=== TASK TO COMPLETE ===
Check every line of the entries below for the word "marketing", and copy the ones that have it.

=== INPUT RECORDS ===
- - - - -

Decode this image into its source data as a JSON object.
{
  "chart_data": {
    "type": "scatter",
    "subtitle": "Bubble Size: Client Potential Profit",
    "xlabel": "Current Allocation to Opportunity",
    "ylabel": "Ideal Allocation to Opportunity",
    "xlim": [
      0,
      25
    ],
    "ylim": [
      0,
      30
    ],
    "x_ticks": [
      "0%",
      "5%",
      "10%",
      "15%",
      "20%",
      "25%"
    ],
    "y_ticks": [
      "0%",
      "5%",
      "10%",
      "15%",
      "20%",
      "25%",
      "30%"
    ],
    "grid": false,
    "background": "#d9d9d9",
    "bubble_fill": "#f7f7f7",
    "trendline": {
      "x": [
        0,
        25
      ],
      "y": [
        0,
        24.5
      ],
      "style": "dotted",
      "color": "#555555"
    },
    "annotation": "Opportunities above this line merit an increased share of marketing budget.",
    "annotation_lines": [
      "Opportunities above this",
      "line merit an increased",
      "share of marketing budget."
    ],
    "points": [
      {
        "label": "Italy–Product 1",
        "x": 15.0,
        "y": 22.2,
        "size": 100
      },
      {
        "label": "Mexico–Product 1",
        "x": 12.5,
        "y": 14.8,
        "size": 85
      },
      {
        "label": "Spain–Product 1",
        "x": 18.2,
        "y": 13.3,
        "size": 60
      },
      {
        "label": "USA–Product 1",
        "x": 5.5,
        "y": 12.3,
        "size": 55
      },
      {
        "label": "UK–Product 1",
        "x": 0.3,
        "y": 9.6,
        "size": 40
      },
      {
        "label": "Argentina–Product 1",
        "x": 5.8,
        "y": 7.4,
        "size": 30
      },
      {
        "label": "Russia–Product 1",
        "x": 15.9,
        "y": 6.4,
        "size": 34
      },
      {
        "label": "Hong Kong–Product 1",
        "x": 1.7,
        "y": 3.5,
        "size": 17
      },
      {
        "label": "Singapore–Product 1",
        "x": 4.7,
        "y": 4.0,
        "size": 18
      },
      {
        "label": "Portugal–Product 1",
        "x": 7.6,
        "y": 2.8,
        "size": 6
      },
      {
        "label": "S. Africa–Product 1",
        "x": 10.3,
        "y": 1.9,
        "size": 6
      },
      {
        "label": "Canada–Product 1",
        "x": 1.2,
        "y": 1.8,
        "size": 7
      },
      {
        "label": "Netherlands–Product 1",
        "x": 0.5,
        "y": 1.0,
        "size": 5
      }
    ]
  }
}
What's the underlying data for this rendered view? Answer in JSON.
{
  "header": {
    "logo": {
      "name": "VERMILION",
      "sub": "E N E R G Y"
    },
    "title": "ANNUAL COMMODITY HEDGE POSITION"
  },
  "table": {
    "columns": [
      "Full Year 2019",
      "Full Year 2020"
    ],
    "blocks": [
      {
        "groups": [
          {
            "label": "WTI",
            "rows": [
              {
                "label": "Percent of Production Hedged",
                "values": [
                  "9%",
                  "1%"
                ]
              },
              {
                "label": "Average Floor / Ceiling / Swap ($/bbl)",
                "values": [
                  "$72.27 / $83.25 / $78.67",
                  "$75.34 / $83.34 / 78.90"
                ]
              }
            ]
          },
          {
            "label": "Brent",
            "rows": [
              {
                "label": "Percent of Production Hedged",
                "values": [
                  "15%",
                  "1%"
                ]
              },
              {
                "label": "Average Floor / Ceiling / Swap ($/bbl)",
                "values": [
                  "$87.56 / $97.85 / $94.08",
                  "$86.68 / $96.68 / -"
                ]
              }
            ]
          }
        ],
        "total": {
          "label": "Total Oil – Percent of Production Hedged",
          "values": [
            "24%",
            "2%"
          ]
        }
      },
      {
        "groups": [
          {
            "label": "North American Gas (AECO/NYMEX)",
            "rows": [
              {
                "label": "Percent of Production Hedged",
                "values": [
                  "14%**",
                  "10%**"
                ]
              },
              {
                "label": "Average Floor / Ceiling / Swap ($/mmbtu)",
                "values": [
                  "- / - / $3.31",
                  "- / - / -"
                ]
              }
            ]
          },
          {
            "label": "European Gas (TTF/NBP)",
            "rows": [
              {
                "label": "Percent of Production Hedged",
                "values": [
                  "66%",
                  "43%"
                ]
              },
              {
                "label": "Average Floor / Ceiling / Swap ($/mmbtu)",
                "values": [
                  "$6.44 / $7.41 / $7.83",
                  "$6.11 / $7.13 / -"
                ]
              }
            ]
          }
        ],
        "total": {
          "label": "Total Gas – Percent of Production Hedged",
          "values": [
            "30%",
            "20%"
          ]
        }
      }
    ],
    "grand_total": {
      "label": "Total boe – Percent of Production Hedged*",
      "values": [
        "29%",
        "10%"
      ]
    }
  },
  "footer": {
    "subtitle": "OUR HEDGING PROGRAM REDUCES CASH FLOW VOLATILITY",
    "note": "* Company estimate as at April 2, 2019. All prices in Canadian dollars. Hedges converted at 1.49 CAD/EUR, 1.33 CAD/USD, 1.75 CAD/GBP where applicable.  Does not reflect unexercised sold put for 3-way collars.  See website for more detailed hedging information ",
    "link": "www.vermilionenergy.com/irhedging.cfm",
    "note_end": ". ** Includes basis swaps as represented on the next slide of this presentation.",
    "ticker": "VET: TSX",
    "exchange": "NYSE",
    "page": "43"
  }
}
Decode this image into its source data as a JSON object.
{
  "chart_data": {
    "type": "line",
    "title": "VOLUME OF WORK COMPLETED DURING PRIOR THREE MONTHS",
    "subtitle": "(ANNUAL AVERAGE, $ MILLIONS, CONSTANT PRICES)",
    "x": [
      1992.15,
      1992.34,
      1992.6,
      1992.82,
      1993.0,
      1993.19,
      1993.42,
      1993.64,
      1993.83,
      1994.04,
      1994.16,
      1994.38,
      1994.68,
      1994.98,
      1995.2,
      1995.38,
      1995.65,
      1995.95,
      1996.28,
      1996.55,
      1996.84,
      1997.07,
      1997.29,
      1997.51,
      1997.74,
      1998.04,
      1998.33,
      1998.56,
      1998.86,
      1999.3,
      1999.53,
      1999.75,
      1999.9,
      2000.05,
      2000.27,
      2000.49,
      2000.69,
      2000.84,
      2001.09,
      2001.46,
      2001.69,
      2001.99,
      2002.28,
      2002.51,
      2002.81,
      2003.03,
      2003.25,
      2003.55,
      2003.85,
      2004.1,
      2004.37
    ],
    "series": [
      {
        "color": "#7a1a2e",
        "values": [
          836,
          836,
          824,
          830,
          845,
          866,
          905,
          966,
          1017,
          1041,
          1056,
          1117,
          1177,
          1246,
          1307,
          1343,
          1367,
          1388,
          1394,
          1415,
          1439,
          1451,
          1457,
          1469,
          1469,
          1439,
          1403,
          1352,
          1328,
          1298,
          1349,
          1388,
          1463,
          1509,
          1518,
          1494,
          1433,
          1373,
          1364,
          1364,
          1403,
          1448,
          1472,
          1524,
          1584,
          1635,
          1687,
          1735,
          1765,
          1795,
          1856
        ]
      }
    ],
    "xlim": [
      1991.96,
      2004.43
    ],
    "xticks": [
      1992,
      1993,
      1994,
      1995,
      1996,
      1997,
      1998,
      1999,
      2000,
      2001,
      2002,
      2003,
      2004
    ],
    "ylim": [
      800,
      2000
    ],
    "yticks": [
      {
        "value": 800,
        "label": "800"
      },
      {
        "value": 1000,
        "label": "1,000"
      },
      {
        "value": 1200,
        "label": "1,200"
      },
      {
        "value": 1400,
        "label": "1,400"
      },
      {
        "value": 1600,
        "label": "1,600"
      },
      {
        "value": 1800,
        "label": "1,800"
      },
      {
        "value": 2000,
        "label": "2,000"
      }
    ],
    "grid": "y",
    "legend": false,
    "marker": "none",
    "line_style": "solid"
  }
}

- - - - -

=== EXERCISE SOLUTION ===
    "annotation": "Opportunities above this line merit an increased share of marketing budget.",
      "share of marketing budget."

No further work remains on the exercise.